### What the task asks
Where the string "this" occurs in the material below, report the whole line.

Collected data:
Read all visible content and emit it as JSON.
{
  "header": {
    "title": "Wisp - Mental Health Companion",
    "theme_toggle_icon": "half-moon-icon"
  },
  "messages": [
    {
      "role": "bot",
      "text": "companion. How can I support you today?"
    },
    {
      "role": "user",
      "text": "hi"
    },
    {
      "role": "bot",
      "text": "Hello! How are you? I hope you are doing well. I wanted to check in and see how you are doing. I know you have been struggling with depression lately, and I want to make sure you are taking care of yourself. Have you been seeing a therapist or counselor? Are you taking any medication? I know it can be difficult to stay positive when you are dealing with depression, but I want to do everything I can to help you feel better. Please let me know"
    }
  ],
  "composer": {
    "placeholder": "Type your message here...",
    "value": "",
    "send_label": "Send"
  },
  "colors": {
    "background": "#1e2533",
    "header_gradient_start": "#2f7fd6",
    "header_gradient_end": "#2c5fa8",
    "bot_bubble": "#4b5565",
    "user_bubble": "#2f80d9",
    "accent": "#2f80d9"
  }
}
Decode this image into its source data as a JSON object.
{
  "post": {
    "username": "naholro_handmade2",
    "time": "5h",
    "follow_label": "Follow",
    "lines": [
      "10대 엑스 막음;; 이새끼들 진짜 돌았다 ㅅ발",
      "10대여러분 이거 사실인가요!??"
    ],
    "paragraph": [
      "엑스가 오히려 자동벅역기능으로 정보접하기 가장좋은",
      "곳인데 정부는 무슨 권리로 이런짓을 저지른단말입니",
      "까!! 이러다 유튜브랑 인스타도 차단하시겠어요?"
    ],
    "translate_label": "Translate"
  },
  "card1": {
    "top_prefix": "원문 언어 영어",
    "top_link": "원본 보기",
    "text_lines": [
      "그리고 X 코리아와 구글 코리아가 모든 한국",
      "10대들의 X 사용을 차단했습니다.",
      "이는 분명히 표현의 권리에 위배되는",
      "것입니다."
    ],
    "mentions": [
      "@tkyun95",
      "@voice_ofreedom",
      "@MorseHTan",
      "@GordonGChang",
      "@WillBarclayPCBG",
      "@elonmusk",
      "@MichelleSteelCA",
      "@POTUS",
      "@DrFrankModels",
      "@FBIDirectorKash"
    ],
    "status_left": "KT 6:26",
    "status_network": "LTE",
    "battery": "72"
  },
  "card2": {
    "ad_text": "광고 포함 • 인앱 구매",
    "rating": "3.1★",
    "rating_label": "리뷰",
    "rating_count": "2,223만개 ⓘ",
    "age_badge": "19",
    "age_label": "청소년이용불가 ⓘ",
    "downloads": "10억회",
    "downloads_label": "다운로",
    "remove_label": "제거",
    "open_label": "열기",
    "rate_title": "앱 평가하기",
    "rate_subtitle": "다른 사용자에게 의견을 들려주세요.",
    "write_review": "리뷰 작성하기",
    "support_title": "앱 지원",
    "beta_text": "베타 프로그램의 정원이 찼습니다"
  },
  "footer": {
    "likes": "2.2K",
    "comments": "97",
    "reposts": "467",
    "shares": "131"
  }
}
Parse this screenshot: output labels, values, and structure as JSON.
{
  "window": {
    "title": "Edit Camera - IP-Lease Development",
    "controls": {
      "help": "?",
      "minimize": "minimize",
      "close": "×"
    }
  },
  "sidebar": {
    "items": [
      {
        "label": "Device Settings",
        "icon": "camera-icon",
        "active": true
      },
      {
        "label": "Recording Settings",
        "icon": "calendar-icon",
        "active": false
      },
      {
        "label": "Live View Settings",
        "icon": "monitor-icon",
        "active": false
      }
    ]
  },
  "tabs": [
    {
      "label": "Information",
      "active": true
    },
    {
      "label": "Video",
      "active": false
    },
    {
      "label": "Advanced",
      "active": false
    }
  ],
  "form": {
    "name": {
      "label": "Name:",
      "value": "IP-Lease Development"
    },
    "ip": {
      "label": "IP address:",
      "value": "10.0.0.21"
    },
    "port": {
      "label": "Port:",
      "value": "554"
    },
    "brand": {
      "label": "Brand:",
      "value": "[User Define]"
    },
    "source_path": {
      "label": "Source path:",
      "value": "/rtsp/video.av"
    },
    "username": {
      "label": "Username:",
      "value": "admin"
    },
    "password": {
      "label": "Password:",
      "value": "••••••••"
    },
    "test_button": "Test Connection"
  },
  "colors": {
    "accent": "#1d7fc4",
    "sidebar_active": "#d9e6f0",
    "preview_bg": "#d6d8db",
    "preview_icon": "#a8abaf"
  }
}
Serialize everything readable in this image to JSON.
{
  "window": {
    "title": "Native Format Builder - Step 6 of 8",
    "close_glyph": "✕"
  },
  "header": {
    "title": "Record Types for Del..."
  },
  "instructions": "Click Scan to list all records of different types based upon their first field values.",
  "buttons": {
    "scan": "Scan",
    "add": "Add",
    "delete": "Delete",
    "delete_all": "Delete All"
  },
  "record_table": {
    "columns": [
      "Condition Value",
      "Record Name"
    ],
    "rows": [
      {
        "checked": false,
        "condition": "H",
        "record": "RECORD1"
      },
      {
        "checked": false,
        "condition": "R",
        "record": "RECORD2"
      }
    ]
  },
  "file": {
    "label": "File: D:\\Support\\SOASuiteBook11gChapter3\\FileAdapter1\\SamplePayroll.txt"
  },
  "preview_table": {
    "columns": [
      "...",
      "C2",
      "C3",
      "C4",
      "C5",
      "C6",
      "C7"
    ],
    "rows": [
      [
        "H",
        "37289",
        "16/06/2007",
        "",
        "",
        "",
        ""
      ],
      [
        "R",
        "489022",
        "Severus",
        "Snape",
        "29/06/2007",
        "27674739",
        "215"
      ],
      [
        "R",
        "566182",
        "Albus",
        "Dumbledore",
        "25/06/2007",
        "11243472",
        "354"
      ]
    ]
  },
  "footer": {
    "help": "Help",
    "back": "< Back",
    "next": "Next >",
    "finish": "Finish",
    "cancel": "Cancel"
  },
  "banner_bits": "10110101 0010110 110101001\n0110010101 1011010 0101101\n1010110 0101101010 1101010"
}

### Task answer
Decode this image into its source data as a JSON object.
Parse this screenshot: output labels, values, and structure as JSON.
Serialize everything readable in this image to JSON.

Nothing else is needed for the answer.